* EXERCISE OBJECTIVE
Copy out the lines that have "service" in them.

* Recorded data
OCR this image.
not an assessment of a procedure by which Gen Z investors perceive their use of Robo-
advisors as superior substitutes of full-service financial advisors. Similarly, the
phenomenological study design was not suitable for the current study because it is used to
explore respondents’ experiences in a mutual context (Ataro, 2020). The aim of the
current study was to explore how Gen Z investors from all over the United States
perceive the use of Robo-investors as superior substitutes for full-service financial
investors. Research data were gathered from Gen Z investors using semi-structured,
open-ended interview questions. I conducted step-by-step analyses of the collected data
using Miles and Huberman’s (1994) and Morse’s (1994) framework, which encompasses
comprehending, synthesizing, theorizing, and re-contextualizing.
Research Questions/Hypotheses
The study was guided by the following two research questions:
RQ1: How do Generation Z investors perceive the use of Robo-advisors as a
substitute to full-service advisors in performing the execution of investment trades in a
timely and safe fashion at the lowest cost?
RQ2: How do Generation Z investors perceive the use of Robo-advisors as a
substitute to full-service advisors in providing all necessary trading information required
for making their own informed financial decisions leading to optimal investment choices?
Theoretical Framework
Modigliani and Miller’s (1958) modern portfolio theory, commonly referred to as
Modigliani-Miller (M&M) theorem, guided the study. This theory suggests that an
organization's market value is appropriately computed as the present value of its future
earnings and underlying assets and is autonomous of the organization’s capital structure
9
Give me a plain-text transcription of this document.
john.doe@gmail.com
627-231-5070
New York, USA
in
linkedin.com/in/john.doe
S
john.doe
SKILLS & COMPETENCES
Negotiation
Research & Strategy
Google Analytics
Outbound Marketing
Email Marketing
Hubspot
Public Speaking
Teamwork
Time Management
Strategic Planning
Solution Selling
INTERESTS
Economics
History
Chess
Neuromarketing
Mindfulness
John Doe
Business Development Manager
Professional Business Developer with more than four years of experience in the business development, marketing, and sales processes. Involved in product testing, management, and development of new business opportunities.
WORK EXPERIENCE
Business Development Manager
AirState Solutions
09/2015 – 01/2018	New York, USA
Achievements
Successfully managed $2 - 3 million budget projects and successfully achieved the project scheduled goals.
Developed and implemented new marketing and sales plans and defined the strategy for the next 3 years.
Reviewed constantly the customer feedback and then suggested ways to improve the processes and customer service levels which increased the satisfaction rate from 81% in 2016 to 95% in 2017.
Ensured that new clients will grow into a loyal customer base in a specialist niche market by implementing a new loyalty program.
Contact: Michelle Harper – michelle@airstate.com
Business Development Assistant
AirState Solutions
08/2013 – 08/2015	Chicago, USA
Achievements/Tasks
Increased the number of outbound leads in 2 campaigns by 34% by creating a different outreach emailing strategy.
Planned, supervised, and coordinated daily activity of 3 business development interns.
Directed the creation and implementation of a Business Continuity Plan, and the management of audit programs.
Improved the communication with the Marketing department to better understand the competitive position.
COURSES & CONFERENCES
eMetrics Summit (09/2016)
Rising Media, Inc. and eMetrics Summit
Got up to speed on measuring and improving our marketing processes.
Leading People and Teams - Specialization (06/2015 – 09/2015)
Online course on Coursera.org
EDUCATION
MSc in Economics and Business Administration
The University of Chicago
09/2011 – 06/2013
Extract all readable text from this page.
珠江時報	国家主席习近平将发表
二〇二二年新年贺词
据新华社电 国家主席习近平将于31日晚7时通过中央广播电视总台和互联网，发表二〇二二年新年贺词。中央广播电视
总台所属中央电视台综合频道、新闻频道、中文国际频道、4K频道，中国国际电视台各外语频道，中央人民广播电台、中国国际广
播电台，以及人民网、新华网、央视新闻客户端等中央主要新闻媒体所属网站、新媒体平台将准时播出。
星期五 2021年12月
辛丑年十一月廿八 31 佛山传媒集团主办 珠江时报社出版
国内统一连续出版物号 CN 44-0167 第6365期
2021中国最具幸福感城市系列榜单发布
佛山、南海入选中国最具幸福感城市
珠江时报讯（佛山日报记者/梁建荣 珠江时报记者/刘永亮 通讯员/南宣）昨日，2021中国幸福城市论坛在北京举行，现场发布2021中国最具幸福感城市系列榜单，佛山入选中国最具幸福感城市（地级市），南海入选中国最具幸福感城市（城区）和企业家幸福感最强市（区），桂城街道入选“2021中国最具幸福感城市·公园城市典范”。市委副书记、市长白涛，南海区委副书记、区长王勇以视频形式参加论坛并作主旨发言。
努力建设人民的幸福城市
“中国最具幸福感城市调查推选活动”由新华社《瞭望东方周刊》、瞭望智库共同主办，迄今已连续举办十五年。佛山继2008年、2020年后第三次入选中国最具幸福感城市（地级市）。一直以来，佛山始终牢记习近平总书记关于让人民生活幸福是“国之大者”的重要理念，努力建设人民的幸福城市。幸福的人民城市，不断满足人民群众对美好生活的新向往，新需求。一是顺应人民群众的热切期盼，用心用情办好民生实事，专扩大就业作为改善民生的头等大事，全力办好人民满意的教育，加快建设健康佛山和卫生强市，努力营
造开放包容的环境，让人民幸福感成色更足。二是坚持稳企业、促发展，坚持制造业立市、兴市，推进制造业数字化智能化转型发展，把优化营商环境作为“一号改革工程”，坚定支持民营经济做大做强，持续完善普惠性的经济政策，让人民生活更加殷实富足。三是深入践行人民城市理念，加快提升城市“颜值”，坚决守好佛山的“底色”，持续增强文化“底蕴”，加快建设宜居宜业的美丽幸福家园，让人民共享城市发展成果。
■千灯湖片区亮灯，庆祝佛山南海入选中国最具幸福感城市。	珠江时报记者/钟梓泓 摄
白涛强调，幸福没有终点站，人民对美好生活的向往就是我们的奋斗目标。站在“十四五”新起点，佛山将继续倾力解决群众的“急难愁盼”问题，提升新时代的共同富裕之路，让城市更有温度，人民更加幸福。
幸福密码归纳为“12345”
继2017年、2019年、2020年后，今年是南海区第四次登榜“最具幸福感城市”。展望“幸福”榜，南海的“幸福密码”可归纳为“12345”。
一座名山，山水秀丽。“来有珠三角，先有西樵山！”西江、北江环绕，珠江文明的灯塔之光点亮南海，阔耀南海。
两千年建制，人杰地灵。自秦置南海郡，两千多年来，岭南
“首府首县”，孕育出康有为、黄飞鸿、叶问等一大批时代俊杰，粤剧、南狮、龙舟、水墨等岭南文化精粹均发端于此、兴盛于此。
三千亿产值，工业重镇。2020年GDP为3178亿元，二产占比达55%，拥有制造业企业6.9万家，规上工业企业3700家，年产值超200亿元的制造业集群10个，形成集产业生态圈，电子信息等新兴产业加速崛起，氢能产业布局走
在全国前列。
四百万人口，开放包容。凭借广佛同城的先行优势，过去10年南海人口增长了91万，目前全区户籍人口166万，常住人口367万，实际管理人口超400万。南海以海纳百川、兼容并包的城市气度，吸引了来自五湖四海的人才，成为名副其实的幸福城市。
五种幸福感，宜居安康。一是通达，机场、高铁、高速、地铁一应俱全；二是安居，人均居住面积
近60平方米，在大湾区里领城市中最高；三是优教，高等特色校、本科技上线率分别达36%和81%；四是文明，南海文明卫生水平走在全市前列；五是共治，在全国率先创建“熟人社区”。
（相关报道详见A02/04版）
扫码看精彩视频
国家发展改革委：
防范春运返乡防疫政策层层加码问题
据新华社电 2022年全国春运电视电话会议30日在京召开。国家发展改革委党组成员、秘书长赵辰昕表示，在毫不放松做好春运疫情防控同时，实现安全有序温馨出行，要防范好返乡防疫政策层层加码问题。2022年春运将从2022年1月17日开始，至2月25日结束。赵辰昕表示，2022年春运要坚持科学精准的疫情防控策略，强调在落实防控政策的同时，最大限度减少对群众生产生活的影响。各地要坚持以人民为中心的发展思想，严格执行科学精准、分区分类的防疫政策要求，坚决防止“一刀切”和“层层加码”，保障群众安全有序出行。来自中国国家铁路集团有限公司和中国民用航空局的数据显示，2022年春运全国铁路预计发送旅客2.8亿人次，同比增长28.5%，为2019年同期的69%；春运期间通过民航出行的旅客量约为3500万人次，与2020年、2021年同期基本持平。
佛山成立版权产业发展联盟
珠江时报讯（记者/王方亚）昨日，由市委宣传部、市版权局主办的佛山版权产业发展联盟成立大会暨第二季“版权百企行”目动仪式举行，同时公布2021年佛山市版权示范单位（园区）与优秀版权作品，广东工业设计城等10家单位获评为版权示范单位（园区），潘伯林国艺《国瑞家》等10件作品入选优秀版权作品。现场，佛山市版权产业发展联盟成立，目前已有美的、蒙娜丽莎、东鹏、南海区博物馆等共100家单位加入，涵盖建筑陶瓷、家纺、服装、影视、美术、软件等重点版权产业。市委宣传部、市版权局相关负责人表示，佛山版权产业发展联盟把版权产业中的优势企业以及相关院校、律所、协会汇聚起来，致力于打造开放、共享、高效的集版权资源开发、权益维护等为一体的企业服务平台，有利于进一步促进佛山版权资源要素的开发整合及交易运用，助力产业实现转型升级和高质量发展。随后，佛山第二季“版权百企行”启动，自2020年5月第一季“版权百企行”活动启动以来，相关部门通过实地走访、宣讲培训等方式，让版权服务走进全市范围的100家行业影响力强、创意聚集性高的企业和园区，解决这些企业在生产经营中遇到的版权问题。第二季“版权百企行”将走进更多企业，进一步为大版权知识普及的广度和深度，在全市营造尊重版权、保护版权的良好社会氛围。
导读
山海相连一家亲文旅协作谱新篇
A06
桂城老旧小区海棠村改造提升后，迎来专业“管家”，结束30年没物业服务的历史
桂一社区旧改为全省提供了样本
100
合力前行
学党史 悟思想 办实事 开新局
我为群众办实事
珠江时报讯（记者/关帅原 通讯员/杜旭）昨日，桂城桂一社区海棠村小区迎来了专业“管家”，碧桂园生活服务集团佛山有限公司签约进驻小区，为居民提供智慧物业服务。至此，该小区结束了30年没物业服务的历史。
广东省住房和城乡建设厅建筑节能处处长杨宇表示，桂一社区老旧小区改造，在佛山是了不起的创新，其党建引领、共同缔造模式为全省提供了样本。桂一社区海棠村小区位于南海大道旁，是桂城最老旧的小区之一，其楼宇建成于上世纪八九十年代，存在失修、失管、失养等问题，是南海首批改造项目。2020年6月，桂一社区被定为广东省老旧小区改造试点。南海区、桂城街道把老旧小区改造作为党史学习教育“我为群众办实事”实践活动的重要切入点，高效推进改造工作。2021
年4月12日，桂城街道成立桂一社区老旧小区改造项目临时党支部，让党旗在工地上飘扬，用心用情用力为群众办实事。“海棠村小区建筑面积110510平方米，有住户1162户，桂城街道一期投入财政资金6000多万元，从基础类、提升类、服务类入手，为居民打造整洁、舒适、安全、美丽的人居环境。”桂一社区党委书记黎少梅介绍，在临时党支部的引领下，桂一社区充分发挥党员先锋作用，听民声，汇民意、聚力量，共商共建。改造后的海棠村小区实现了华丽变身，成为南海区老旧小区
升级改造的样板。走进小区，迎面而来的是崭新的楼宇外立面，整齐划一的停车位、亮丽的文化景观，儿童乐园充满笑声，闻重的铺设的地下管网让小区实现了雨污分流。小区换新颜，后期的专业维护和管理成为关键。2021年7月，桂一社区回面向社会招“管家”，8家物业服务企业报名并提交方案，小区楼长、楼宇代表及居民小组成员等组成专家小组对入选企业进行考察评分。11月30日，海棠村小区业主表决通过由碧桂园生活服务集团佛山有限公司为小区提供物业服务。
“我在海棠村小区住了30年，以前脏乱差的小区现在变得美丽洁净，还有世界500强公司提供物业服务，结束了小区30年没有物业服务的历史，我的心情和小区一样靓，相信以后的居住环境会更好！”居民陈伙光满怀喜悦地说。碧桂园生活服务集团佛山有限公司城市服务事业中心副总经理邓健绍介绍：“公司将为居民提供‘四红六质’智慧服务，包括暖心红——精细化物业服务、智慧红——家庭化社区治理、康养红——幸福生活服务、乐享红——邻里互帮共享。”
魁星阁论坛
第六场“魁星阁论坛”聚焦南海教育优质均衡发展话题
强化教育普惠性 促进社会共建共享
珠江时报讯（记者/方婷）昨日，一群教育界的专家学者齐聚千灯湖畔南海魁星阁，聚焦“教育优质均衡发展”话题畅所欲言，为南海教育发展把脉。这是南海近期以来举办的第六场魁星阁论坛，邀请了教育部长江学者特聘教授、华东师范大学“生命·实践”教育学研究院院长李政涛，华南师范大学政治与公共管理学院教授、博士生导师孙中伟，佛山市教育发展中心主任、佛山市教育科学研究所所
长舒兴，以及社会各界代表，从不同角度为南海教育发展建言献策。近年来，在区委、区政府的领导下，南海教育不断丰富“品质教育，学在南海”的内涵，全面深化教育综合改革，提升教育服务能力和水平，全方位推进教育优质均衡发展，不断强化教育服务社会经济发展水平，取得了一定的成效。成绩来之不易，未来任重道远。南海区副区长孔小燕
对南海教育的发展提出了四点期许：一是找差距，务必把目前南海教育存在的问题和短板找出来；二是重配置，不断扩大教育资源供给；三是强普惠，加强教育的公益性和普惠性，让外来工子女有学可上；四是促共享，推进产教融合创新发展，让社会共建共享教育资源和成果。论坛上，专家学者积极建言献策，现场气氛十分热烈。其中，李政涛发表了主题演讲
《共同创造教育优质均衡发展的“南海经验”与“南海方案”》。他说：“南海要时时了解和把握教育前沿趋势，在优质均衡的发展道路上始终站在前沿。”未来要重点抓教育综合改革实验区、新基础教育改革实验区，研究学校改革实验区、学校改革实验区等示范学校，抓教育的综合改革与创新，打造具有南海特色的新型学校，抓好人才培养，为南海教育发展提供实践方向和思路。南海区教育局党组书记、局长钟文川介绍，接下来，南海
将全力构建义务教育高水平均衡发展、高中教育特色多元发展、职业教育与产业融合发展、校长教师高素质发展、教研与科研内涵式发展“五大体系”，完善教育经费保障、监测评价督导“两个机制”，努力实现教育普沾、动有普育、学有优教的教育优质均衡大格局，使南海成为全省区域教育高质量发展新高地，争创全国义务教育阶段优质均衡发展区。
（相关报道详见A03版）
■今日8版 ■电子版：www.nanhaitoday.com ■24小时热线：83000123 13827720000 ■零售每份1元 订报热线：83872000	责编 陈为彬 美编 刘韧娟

* RESPONSE TO THIS TASK
advisors as superior substitutes of full-service financial advisors. Similarly, the
perceive the use of Robo-investors as superior substitutes for full-service financial
substitute to full-service advisors in performing the execution of investment trades in a
substitute to full-service advisors in providing all necessary trading information required
Reviewed constantly the customer feedback and then suggested ways to improve the processes and customer service levels which increased the satisfaction rate from 81% in 2016 to 95% in 2017.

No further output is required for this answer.